* [TASK DESCRIPTION] In the listing below, find every line with the string "Study" and pull it out.

__________________________________________________

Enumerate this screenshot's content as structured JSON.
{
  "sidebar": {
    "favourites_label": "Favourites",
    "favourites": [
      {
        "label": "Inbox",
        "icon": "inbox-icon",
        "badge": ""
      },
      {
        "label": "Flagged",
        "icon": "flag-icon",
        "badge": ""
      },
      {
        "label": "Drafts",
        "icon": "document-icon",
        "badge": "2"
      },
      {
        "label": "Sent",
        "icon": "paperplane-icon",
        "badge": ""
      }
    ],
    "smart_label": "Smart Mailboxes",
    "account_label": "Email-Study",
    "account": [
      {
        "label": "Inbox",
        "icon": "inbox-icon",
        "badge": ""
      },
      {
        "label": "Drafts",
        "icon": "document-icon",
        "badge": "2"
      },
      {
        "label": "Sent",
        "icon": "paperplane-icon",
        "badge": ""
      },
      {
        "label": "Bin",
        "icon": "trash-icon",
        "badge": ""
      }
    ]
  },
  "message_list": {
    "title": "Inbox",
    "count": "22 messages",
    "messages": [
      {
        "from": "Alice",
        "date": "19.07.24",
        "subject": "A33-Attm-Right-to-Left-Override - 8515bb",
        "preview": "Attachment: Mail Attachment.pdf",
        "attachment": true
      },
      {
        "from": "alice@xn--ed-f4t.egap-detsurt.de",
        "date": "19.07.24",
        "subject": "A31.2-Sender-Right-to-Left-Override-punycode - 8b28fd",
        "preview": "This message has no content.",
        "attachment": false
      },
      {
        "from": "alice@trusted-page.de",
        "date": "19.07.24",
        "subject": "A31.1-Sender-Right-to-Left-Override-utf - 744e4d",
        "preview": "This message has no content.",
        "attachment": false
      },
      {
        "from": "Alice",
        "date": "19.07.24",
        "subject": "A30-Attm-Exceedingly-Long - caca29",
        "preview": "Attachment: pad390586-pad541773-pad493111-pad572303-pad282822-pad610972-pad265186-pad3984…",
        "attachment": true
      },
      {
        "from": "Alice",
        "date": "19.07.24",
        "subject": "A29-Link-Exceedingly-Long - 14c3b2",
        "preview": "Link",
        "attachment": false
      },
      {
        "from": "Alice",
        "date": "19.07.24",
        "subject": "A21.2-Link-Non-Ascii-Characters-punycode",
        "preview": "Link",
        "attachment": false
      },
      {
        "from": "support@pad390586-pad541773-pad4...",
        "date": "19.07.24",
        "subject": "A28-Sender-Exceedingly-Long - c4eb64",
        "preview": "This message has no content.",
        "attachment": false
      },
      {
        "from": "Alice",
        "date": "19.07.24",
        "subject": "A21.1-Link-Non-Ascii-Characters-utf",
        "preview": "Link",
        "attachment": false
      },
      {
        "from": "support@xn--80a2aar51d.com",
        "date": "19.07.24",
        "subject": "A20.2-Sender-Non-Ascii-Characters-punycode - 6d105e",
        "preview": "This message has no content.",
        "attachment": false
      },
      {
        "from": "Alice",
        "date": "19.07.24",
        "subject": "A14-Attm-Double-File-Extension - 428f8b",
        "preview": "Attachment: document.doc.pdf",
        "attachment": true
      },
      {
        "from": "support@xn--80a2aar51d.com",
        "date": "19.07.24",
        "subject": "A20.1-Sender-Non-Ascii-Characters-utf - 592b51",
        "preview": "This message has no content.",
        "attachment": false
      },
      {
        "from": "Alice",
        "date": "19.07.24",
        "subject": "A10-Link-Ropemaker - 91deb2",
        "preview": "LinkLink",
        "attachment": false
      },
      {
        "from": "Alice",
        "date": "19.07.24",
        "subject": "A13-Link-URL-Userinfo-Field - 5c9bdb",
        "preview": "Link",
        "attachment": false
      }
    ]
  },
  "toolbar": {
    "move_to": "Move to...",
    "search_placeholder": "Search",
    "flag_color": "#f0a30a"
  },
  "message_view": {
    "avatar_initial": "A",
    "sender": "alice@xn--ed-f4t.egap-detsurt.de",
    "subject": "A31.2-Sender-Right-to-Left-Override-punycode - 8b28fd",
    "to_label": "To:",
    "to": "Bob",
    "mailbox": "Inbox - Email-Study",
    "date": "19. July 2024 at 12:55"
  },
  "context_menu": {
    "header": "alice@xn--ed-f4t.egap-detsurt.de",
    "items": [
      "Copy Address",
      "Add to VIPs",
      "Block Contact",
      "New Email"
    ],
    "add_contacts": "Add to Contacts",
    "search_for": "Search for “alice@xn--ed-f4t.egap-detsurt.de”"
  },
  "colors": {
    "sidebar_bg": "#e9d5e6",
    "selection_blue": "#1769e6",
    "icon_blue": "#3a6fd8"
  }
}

__________________________________________________

* [ANSWER BELOW]
    "account_label": "Email-Study",
    "mailbox": "Inbox - Email-Study",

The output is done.